Copy every line that mentions the word "triangle".

— BEGIN THE RECORDS —

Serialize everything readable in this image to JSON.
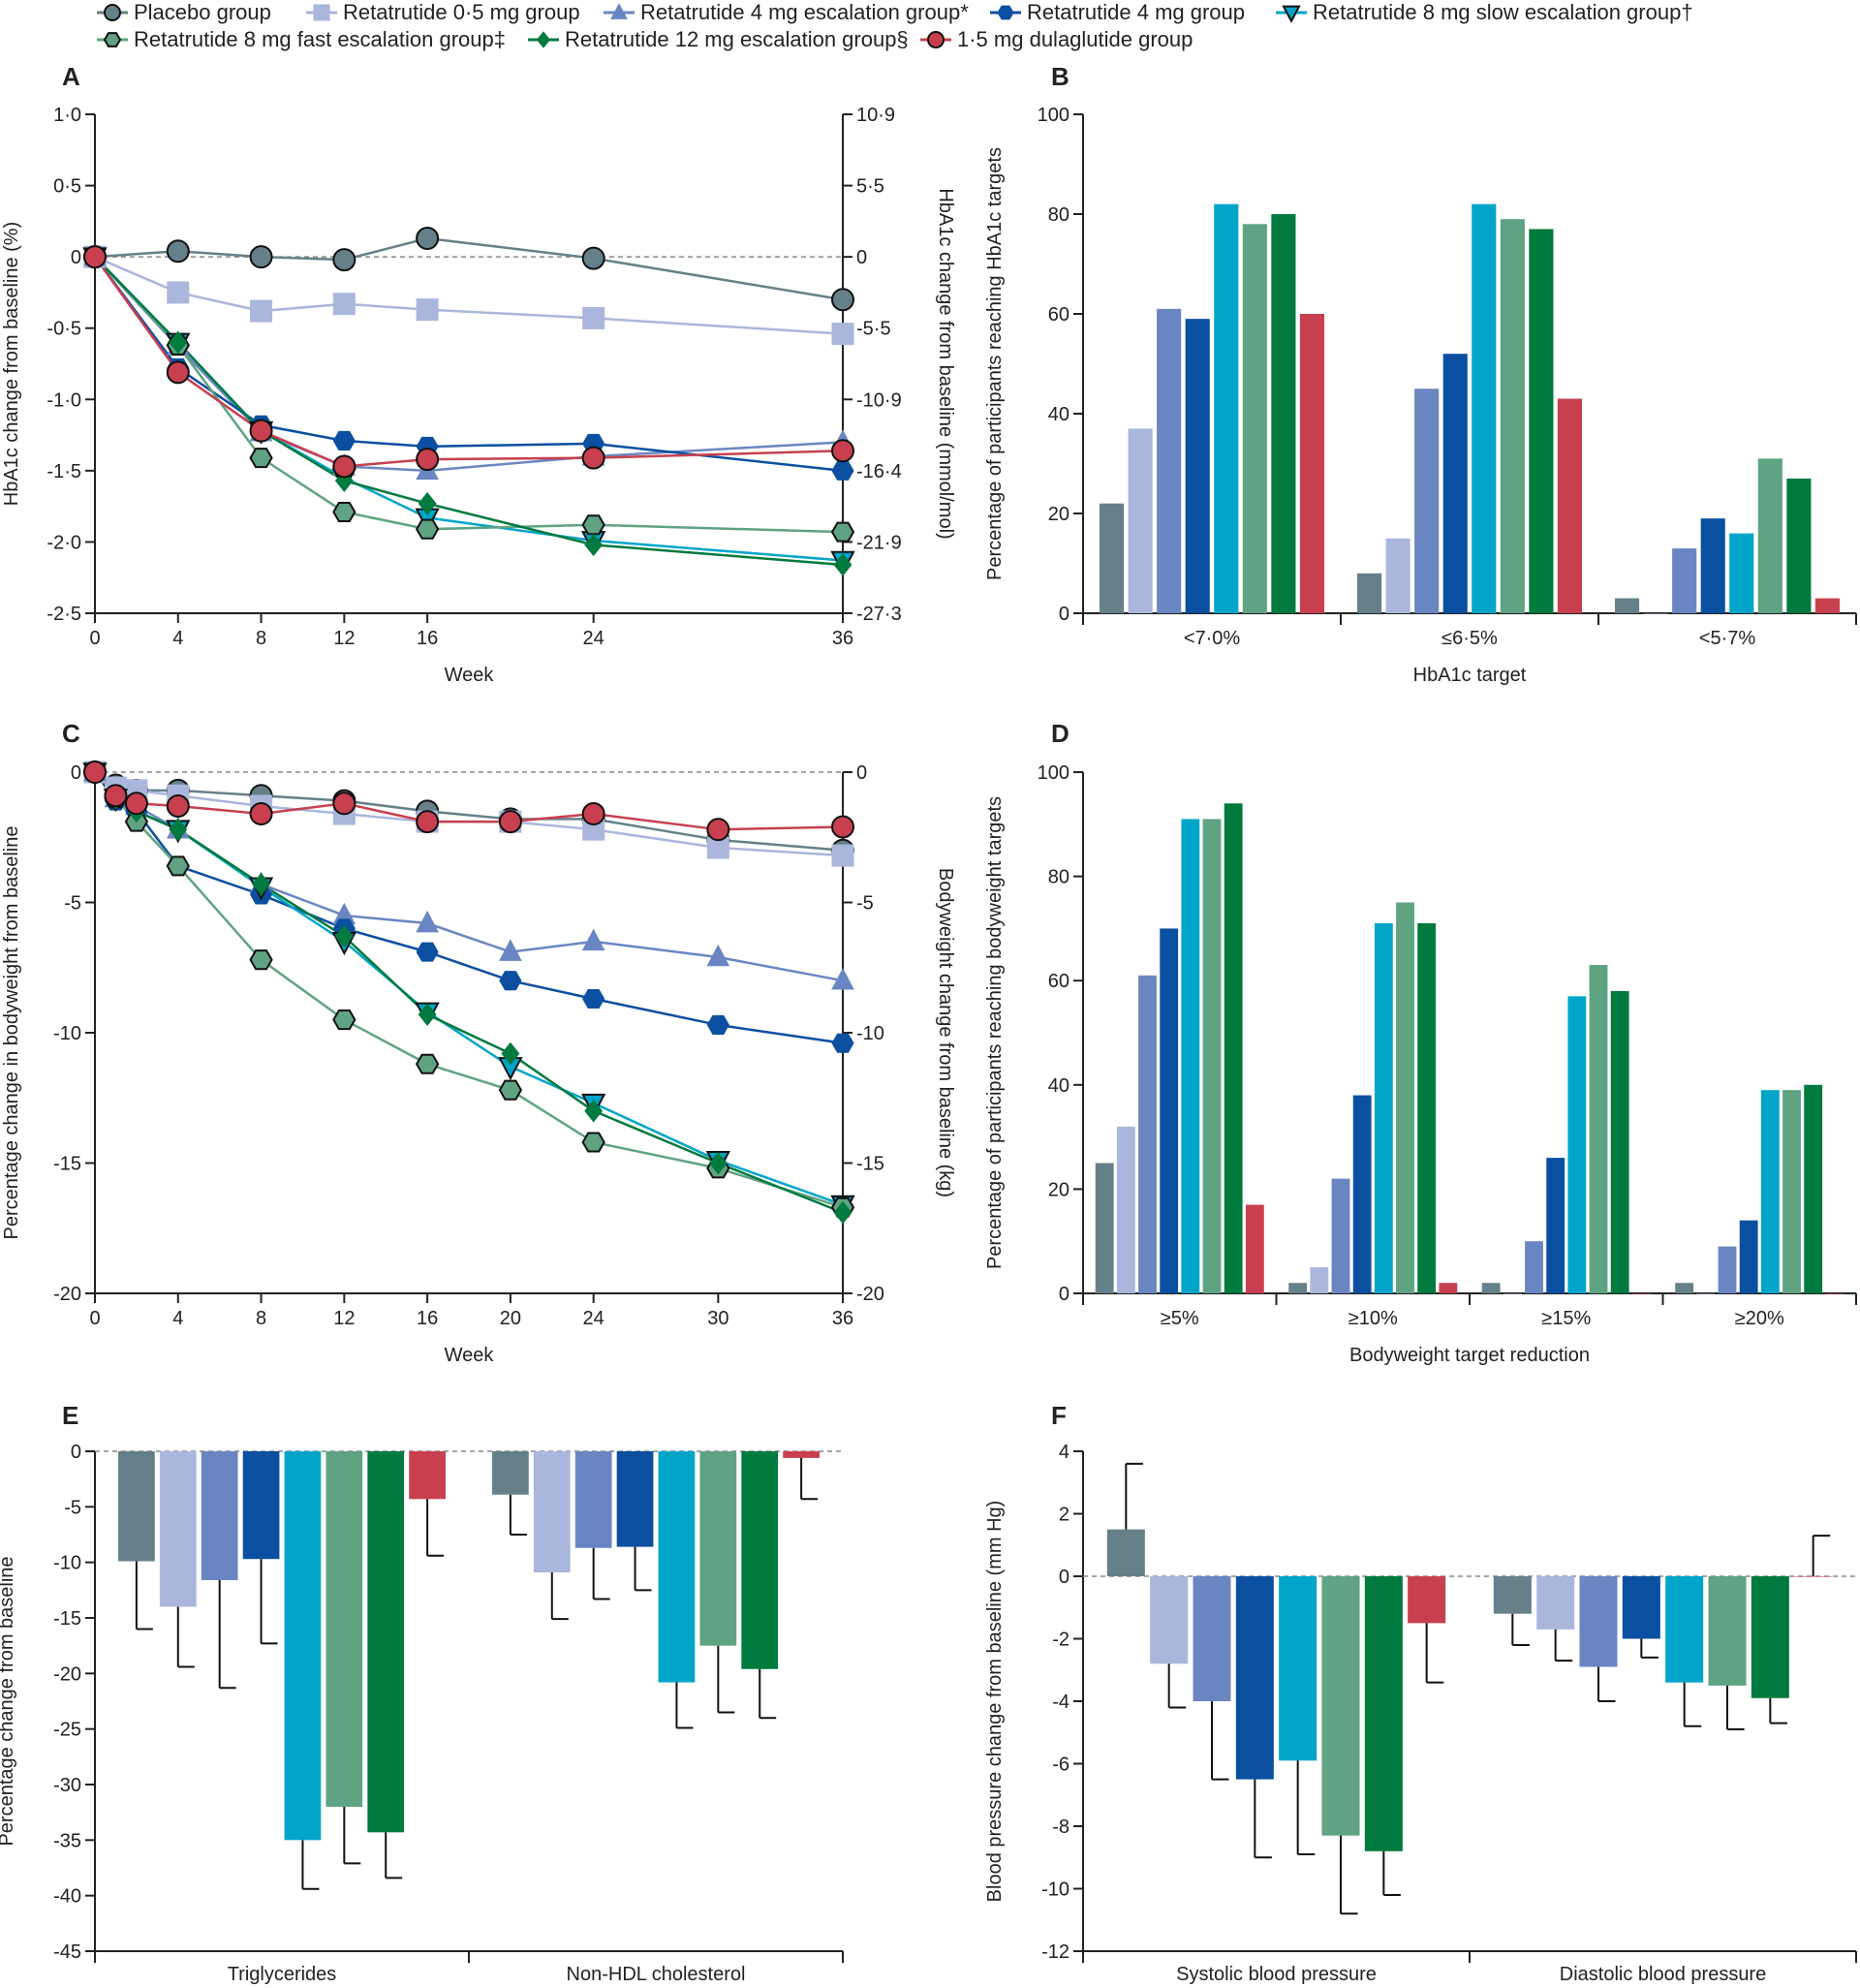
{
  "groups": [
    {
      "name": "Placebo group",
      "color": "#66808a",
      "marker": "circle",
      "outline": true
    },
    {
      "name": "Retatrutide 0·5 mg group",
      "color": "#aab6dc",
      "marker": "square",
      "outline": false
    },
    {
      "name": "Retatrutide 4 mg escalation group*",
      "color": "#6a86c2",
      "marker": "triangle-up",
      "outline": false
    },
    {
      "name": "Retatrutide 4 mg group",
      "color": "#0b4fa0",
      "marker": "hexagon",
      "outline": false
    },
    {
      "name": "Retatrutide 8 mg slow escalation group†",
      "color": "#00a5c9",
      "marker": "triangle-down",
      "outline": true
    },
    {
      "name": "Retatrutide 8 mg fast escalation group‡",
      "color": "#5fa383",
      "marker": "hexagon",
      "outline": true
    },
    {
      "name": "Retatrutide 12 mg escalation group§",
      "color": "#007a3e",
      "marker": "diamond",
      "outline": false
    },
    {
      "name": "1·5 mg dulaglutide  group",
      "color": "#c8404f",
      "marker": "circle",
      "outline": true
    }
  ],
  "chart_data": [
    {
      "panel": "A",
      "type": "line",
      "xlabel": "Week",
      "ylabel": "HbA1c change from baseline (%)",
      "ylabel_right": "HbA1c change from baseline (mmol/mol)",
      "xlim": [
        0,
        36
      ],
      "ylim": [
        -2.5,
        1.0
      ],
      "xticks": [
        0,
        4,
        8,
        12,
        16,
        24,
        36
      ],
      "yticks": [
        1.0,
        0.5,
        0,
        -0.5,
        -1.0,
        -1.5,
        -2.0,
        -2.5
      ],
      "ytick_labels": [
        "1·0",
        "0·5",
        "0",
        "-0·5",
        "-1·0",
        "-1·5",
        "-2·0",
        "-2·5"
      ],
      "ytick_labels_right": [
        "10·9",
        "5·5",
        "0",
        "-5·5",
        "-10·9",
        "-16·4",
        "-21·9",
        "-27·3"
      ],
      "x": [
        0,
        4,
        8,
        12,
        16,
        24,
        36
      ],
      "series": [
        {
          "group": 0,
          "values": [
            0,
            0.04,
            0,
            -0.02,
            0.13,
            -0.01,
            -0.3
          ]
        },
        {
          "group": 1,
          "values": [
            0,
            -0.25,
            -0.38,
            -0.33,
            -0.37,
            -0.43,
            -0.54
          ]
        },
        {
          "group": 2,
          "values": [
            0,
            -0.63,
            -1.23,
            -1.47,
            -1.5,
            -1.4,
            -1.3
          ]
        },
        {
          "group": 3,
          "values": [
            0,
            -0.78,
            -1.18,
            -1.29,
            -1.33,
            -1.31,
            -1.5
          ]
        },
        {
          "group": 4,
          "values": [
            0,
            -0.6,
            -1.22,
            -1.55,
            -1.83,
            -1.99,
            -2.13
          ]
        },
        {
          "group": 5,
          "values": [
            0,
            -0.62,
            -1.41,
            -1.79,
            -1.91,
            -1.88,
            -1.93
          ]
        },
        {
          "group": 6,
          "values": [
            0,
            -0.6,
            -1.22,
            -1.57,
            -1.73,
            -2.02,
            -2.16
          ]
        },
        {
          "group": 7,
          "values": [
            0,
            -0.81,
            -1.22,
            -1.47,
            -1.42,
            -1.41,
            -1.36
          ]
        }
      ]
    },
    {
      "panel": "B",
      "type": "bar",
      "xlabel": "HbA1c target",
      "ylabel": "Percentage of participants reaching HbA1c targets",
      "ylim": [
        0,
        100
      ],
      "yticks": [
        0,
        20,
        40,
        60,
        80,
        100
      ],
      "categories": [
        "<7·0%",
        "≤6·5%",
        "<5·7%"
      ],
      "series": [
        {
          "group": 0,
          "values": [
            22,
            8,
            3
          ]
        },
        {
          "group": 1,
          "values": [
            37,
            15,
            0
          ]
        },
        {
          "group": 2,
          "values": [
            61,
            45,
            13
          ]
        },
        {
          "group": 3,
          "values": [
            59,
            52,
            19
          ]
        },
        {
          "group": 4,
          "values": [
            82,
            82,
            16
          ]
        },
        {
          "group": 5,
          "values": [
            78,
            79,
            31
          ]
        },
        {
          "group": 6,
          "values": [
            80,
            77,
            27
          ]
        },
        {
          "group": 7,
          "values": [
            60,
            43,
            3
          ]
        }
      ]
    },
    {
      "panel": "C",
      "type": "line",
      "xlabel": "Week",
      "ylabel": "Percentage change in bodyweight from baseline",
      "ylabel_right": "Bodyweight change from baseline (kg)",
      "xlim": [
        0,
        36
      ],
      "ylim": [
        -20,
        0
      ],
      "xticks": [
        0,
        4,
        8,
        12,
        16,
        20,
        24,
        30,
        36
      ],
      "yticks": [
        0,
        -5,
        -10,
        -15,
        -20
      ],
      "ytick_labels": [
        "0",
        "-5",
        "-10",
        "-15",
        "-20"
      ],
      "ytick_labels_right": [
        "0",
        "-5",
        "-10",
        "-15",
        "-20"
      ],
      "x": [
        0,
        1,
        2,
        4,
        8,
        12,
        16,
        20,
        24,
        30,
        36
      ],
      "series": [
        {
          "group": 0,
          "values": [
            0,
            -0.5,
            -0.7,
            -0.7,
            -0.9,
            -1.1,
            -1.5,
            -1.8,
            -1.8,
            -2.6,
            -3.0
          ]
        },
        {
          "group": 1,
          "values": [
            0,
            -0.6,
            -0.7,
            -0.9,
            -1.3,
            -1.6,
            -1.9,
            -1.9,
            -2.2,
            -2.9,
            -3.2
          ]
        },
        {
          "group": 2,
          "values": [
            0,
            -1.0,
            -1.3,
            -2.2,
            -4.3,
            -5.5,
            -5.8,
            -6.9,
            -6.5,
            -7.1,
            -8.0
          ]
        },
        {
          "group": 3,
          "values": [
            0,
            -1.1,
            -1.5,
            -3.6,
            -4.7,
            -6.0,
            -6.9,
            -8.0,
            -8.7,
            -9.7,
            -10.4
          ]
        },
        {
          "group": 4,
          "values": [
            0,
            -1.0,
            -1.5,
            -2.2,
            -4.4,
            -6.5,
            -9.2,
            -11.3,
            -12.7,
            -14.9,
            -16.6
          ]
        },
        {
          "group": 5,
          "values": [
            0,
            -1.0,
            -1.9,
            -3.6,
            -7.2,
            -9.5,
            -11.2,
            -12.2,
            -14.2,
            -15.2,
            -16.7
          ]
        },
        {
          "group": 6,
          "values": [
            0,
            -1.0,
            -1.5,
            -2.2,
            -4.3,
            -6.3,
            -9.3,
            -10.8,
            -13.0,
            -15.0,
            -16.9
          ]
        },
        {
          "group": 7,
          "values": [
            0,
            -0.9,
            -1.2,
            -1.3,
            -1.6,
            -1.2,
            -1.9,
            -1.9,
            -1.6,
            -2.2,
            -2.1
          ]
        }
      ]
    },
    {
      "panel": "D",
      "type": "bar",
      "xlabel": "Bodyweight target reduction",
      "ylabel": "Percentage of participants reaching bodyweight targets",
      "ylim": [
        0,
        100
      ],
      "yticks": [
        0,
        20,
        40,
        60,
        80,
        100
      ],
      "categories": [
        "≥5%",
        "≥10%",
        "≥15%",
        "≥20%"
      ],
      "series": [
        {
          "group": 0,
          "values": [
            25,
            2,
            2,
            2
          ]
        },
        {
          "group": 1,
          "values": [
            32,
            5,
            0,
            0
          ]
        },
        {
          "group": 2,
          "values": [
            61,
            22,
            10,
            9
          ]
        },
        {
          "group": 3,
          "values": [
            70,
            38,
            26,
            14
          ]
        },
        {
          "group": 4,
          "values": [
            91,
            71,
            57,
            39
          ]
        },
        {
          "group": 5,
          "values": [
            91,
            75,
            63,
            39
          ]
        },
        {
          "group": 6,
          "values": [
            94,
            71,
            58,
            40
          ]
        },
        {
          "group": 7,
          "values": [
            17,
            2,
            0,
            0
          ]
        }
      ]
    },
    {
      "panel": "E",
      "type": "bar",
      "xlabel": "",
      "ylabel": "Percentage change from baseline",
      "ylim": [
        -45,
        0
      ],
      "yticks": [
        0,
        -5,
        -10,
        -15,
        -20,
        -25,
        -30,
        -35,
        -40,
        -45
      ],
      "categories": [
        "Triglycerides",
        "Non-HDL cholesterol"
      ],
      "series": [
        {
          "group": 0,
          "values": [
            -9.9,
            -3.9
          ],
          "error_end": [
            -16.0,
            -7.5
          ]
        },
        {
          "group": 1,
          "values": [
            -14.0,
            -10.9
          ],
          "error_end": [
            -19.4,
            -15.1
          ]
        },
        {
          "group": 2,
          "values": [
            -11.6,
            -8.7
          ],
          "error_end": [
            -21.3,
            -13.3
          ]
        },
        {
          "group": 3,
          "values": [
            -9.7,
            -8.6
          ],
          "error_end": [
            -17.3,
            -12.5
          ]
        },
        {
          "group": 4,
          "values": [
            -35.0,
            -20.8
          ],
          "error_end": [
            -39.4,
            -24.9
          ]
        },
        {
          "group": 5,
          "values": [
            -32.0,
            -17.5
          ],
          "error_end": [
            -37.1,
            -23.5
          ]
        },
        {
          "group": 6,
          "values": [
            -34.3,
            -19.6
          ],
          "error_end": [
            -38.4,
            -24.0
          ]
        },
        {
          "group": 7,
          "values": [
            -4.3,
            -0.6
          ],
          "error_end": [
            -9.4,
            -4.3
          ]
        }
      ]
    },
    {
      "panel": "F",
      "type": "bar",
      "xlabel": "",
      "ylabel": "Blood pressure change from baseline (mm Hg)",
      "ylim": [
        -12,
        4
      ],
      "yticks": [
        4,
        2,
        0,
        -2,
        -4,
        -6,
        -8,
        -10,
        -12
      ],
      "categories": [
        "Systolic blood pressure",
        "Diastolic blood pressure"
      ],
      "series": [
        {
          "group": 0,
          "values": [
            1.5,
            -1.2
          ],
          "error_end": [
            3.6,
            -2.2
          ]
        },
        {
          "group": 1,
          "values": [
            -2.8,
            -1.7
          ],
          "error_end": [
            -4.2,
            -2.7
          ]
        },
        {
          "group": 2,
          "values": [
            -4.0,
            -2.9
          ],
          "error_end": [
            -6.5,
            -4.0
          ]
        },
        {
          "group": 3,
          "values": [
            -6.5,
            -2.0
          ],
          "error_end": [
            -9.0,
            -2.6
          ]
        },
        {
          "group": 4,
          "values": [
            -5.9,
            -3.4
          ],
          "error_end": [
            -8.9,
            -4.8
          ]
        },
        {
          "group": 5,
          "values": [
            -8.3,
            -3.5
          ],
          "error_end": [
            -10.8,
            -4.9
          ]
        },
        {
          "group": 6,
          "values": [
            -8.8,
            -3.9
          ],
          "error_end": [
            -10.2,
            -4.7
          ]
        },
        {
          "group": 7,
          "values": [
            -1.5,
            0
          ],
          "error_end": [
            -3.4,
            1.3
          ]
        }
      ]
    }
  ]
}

— END THE RECORDS —

* _RESULT OF THIS EXERCISE_:
      "marker": "triangle-up",
      "marker": "triangle-down",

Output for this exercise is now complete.